— start —
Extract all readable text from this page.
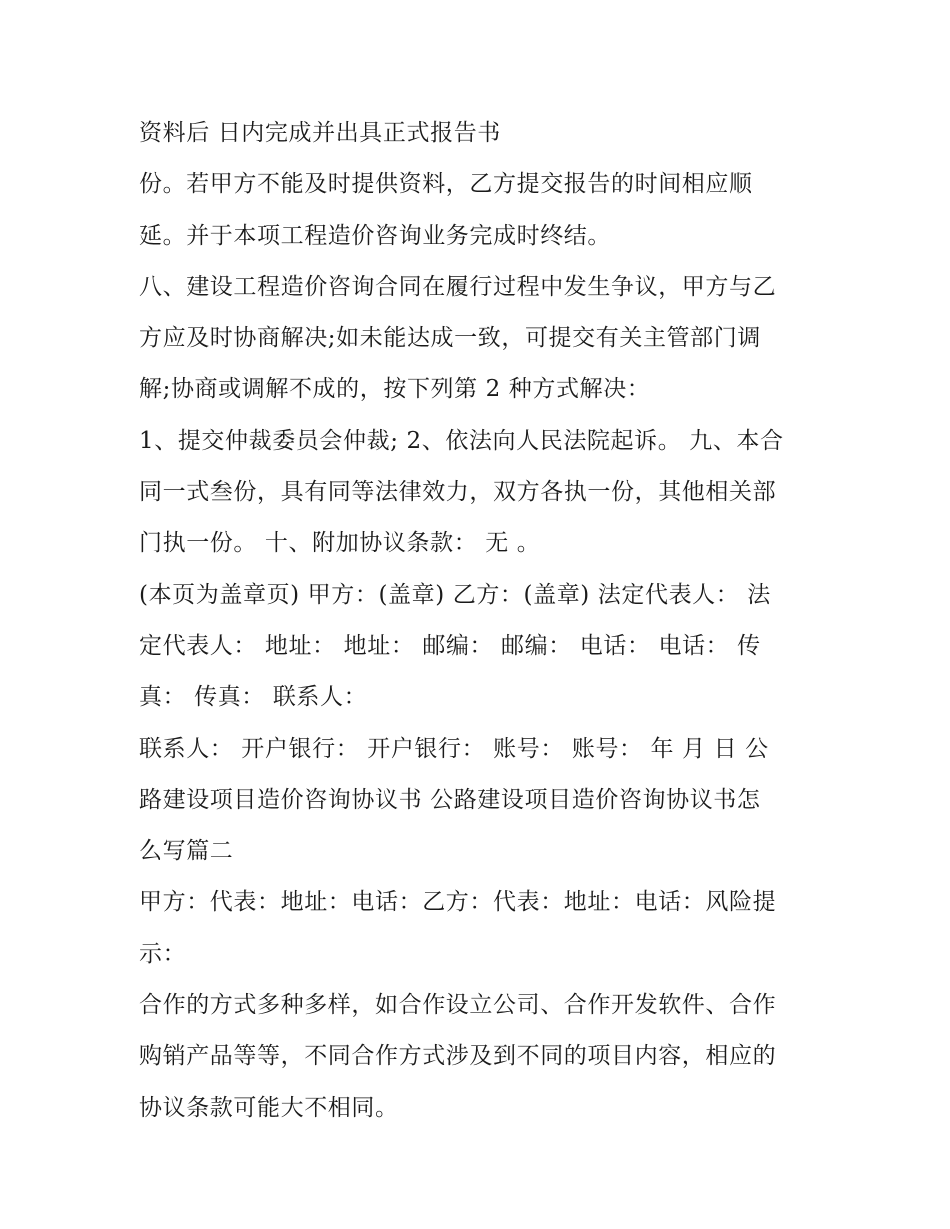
资料后 日内完成并出具正式报告书
份。若甲方不能及时提供资料，乙方提交报告的时间相应顺
延。并于本项工程造价咨询业务完成时终结。
八、建设工程造价咨询合同在履行过程中发生争议，甲方与乙
方应及时协商解决;如未能达成一致，可提交有关主管部门调
解;协商或调解不成的，按下列第 2 种方式解决：
1、提交仲裁委员会仲裁; 2、依法向人民法院起诉。 九、本合
同一式叁份，具有同等法律效力，双方各执一份，其他相关部
门执一份。 十、附加协议条款： 无 。
(本页为盖章页) 甲方：(盖章) 乙方：(盖章) 法定代表人： 法
定代表人： 地址： 地址： 邮编： 邮编： 电话： 电话： 传
真： 传真： 联系人：
联系人： 开户银行： 开户银行： 账号： 账号： 年 月 日 公
路建设项目造价咨询协议书 公路建设项目造价咨询协议书怎
么写篇二
甲方：代表：地址：电话：乙方：代表：地址：电话：风险提
示：
合作的方式多种多样，如合作设立公司、合作开发软件、合作
购销产品等等，不同合作方式涉及到不同的项目内容，相应的
协议条款可能大不相同。
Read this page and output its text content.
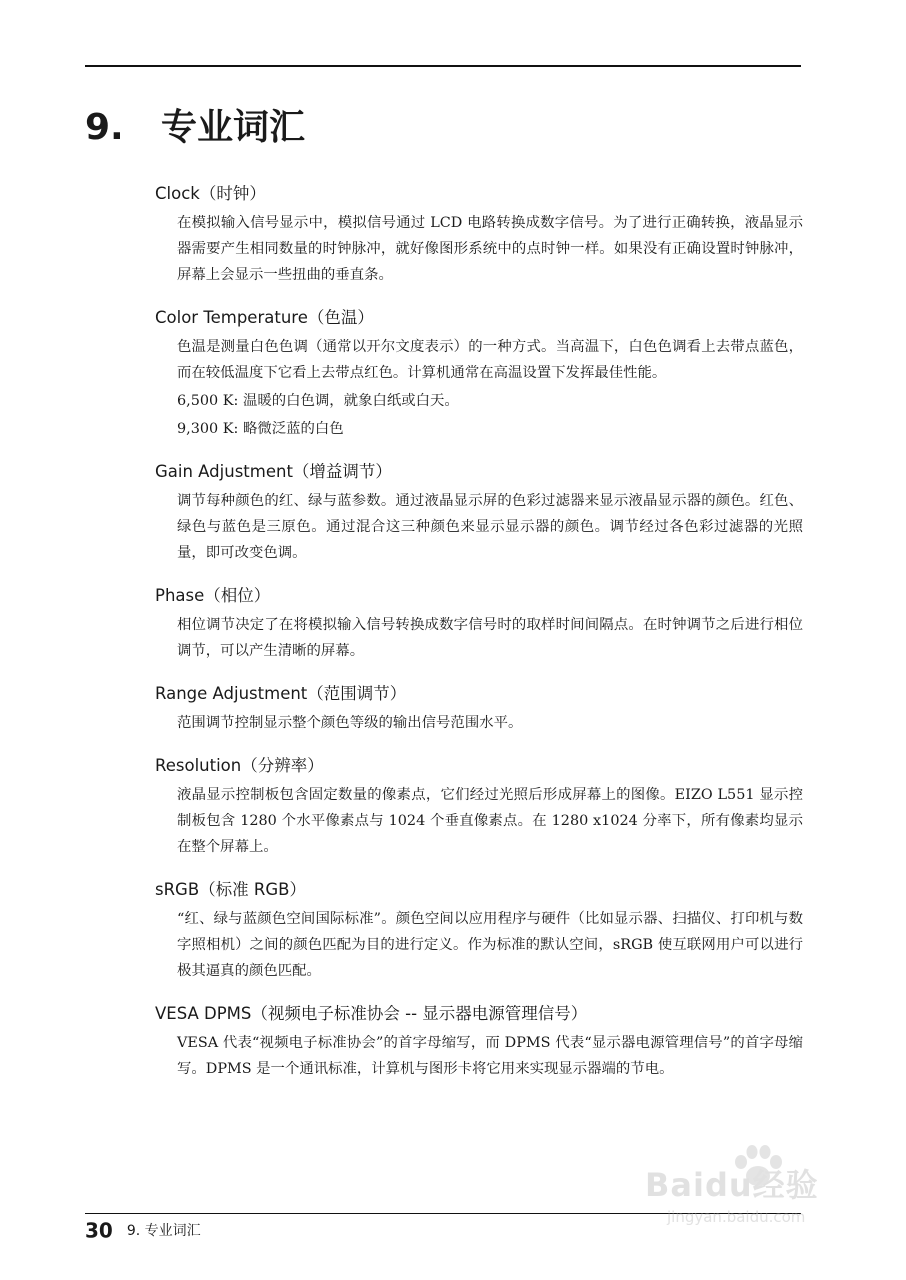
9. 专业词汇
Clock（时钟）
在模拟输入信号显示中，模拟信号通过 LCD 电路转换成数字信号。为了进行正确转换，液晶显示器需要产生相同数量的时钟脉冲，就好像图形系统中的点时钟一样。如果没有正确设置时钟脉冲，屏幕上会显示一些扭曲的垂直条。
Color Temperature（色温）
色温是测量白色色调（通常以开尔文度表示）的一种方式。当高温下，白色色调看上去带点蓝色，而在较低温度下它看上去带点红色。计算机通常在高温设置下发挥最佳性能。
6,500 K: 温暖的白色调，就象白纸或白天。
9,300 K: 略微泛蓝的白色
Gain Adjustment（增益调节）
调节每种颜色的红、绿与蓝参数。通过液晶显示屏的色彩过滤器来显示液晶显示器的颜色。红色、绿色与蓝色是三原色。通过混合这三种颜色来显示显示器的颜色。调节经过各色彩过滤器的光照量，即可改变色调。
Phase（相位）
相位调节决定了在将模拟输入信号转换成数字信号时的取样时间间隔点。在时钟调节之后进行相位调节，可以产生清晰的屏幕。
Range Adjustment（范围调节）
范围调节控制显示整个颜色等级的输出信号范围水平。
Resolution（分辨率）
液晶显示控制板包含固定数量的像素点，它们经过光照后形成屏幕上的图像。EIZO L551 显示控制板包含 1280 个水平像素点与 1024 个垂直像素点。在 1280 x1024 分率下，所有像素均显示在整个屏幕上。
sRGB（标准 RGB）
“红、绿与蓝颜色空间国际标准”。颜色空间以应用程序与硬件（比如显示器、扫描仪、打印机与数字照相机）之间的颜色匹配为目的进行定义。作为标准的默认空间，sRGB 使互联网用户可以进行极其逼真的颜色匹配。
VESA DPMS（视频电子标准协会 -- 显示器电源管理信号）
VESA 代表“视频电子标准协会”的首字母缩写，而 DPMS 代表“显示器电源管理信号”的首字母缩写。DPMS 是一个通讯标准，计算机与图形卡将它用来实现显示器端的节电。
30 9. 专业词汇
Baidu经验
jingyan.baidu.com
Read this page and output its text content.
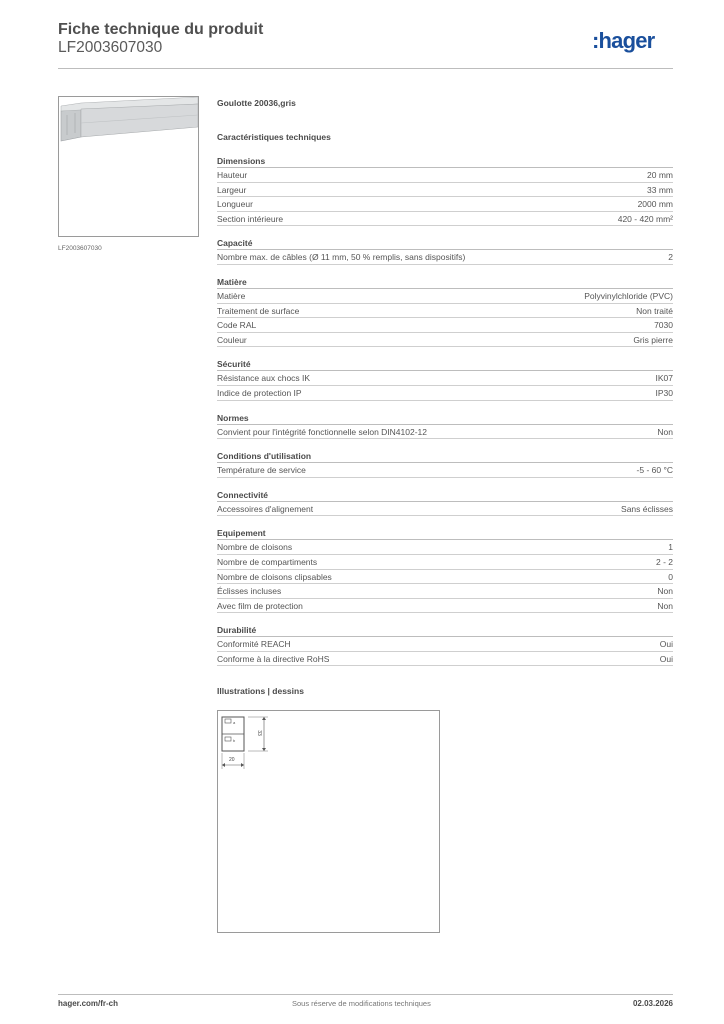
Fiche technique du produit
LF2003607030	:hager
LF2003607030
Goulotte 20036,gris
Caractéristiques techniques
Dimensions
Hauteur	20 mm
Largeur	33 mm
Longueur	2000 mm
Section intérieure	420 - 420 mm²
Capacité
Nombre max. de câbles (Ø 11 mm, 50 % remplis, sans dispositifs)	2
Matière
Matière	Polyvinylchloride (PVC)
Traitement de surface	Non traité
Code RAL	7030
Couleur	Gris pierre
Sécurité
Résistance aux chocs IK	IK07
Indice de protection IP	IP30
Normes
Convient pour l'intégrité fonctionnelle selon DIN4102-12	Non
Conditions d'utilisation
Température de service	-5 - 60 °C
Connectivité
Accessoires d'alignement	Sans éclisses
Equipement
Nombre de cloisons	1
Nombre de compartiments	2 - 2
Nombre de cloisons clipsables	0
Éclisses incluses	Non
Avec film de protection	Non
Durabilité
Conformité REACH	Oui
Conforme à la directive RoHS	Oui
Illustrations | dessins
a
b
33
20
hager.com/fr-ch	Sous réserve de modifications techniques	02.03.2026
— end —
_WORK REQUIRED:_
Your task is to copy the entries in full and exactly, without any images.

_RESULT OF THE EXERCISE:_
Extract all readable text from this page.
资料后 日内完成并出具正式报告书
份。若甲方不能及时提供资料，乙方提交报告的时间相应顺
延。并于本项工程造价咨询业务完成时终结。
八、建设工程造价咨询合同在履行过程中发生争议，甲方与乙
方应及时协商解决;如未能达成一致，可提交有关主管部门调
解;协商或调解不成的，按下列第 2 种方式解决：
1、提交仲裁委员会仲裁; 2、依法向人民法院起诉。 九、本合
同一式叁份，具有同等法律效力，双方各执一份，其他相关部
门执一份。 十、附加协议条款： 无 。
(本页为盖章页) 甲方：(盖章) 乙方：(盖章) 法定代表人： 法
定代表人： 地址： 地址： 邮编： 邮编： 电话： 电话： 传
真： 传真： 联系人：
联系人： 开户银行： 开户银行： 账号： 账号： 年 月 日 公
路建设项目造价咨询协议书 公路建设项目造价咨询协议书怎
么写篇二
甲方：代表：地址：电话：乙方：代表：地址：电话：风险提
示：
合作的方式多种多样，如合作设立公司、合作开发软件、合作
购销产品等等，不同合作方式涉及到不同的项目内容，相应的
协议条款可能大不相同。
Read this page and output its text content.
9. 专业词汇
Clock（时钟）
在模拟输入信号显示中，模拟信号通过 LCD 电路转换成数字信号。为了进行正确转换，液晶显示器需要产生相同数量的时钟脉冲，就好像图形系统中的点时钟一样。如果没有正确设置时钟脉冲，屏幕上会显示一些扭曲的垂直条。
Color Temperature（色温）
色温是测量白色色调（通常以开尔文度表示）的一种方式。当高温下，白色色调看上去带点蓝色，而在较低温度下它看上去带点红色。计算机通常在高温设置下发挥最佳性能。
6,500 K: 温暖的白色调，就象白纸或白天。
9,300 K: 略微泛蓝的白色
Gain Adjustment（增益调节）
调节每种颜色的红、绿与蓝参数。通过液晶显示屏的色彩过滤器来显示液晶显示器的颜色。红色、绿色与蓝色是三原色。通过混合这三种颜色来显示显示器的颜色。调节经过各色彩过滤器的光照量，即可改变色调。
Phase（相位）
相位调节决定了在将模拟输入信号转换成数字信号时的取样时间间隔点。在时钟调节之后进行相位调节，可以产生清晰的屏幕。
Range Adjustment（范围调节）
范围调节控制显示整个颜色等级的输出信号范围水平。
Resolution（分辨率）
液晶显示控制板包含固定数量的像素点，它们经过光照后形成屏幕上的图像。EIZO L551 显示控制板包含 1280 个水平像素点与 1024 个垂直像素点。在 1280 x1024 分率下，所有像素均显示在整个屏幕上。
sRGB（标准 RGB）
“红、绿与蓝颜色空间国际标准”。颜色空间以应用程序与硬件（比如显示器、扫描仪、打印机与数字照相机）之间的颜色匹配为目的进行定义。作为标准的默认空间，sRGB 使互联网用户可以进行极其逼真的颜色匹配。
VESA DPMS（视频电子标准协会 -- 显示器电源管理信号）
VESA 代表“视频电子标准协会”的首字母缩写，而 DPMS 代表“显示器电源管理信号”的首字母缩写。DPMS 是一个通讯标准，计算机与图形卡将它用来实现显示器端的节电。
30 9. 专业词汇
Baidu经验
jingyan.baidu.com
Read this page and output its text content.
Fiche technique du produit
LF2003607030	:hager
LF2003607030
Goulotte 20036,gris
Caractéristiques techniques
Dimensions
Hauteur	20 mm
Largeur	33 mm
Longueur	2000 mm
Section intérieure	420 - 420 mm²
Capacité
Nombre max. de câbles (Ø 11 mm, 50 % remplis, sans dispositifs)	2
Matière
Matière	Polyvinylchloride (PVC)
Traitement de surface	Non traité
Code RAL	7030
Couleur	Gris pierre
Sécurité
Résistance aux chocs IK	IK07
Indice de protection IP	IP30
Normes
Convient pour l'intégrité fonctionnelle selon DIN4102-12	Non
Conditions d'utilisation
Température de service	-5 - 60 °C
Connectivité
Accessoires d'alignement	Sans éclisses
Equipement
Nombre de cloisons	1
Nombre de compartiments	2 - 2
Nombre de cloisons clipsables	0
Éclisses incluses	Non
Avec film de protection	Non
Durabilité
Conformité REACH	Oui
Conforme à la directive RoHS	Oui
Illustrations | dessins
a
b
33
20
hager.com/fr-ch	Sous réserve de modifications techniques	02.03.2026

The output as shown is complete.